(Excerpt from a dataset)

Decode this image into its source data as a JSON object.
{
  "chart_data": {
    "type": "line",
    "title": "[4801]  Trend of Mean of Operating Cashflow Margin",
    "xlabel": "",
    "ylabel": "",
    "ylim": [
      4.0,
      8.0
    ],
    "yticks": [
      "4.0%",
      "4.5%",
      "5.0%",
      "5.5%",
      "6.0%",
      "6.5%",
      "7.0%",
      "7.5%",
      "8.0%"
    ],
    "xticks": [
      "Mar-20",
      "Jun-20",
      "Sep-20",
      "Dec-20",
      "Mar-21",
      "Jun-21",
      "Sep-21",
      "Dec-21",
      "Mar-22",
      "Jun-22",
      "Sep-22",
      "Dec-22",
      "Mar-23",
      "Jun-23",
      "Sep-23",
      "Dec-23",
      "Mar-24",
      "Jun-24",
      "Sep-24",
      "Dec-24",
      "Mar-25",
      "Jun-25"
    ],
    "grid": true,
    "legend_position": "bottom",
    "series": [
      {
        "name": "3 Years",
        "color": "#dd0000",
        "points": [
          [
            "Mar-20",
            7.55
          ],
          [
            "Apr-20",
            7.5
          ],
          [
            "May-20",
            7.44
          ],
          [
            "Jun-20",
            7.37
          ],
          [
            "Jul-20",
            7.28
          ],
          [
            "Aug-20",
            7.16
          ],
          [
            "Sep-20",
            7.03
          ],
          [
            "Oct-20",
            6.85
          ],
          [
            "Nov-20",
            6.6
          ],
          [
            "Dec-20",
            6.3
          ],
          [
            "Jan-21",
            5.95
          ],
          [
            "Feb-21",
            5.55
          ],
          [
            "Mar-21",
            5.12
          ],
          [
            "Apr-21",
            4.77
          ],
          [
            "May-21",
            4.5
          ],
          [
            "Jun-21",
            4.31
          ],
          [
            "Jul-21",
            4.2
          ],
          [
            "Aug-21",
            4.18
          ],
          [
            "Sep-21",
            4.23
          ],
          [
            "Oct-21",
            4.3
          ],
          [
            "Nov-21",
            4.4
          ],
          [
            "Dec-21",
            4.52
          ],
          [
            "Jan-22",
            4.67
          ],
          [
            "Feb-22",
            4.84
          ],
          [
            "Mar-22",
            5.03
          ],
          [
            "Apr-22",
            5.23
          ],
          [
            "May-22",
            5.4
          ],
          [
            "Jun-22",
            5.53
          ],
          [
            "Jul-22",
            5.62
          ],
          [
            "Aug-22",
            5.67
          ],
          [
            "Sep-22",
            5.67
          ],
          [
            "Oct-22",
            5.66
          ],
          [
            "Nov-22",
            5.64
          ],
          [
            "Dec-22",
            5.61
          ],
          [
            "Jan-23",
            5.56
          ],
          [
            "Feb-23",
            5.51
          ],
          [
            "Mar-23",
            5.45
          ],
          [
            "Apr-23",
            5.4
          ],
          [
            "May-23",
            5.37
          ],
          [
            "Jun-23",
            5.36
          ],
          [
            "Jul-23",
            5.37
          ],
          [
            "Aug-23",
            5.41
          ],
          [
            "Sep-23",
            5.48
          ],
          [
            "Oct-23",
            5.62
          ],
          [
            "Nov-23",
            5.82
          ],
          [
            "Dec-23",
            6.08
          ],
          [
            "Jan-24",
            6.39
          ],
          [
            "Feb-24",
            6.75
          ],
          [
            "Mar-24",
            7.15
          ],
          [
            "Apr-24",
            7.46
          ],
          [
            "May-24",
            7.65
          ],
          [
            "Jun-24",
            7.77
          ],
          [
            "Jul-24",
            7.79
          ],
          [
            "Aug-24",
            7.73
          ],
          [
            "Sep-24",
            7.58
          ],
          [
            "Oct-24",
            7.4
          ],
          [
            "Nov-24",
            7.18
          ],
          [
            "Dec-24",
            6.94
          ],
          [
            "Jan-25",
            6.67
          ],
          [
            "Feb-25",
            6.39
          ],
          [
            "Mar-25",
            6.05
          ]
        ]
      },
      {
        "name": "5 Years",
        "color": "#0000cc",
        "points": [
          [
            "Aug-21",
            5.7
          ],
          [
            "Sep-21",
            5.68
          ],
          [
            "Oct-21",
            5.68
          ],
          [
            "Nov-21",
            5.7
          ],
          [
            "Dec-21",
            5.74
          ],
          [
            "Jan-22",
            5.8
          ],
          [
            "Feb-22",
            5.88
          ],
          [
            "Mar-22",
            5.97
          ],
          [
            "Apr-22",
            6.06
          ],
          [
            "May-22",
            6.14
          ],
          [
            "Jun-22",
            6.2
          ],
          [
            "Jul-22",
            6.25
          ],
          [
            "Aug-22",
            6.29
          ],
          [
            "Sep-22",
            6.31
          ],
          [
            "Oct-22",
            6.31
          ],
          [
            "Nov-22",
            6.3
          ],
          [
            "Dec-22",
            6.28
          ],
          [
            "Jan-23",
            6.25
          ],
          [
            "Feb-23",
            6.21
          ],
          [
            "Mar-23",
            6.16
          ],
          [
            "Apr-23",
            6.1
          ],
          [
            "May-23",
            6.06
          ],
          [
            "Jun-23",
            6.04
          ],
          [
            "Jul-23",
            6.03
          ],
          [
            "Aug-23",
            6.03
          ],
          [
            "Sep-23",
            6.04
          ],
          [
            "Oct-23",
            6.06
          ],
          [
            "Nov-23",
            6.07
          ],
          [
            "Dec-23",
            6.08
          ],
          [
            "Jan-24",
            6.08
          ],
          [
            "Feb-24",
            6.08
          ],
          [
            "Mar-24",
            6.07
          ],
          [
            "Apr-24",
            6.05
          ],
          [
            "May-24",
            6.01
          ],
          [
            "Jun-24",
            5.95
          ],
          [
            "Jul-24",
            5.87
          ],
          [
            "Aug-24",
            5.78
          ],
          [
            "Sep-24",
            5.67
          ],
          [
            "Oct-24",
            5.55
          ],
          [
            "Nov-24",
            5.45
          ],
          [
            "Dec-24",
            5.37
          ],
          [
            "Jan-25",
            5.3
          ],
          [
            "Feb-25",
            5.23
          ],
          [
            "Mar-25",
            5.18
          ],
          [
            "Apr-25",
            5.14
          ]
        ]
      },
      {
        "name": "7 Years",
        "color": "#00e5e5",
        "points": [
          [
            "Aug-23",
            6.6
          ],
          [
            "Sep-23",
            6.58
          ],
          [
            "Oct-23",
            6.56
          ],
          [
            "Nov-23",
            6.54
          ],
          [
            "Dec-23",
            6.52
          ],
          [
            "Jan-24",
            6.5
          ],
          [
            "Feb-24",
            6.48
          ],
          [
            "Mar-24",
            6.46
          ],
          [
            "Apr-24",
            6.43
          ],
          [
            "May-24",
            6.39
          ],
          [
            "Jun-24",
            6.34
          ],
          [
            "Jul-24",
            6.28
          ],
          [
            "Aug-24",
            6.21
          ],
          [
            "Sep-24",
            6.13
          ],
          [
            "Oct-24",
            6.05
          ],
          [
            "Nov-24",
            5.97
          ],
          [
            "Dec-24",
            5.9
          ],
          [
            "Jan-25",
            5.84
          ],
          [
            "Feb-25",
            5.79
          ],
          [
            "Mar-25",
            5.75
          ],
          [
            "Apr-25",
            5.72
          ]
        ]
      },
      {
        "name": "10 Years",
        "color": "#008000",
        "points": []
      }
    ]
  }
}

§ **STATED TASK**
Your answer should be one number: the count of lines in the data above that include the word "color".

§ **REPLY**
4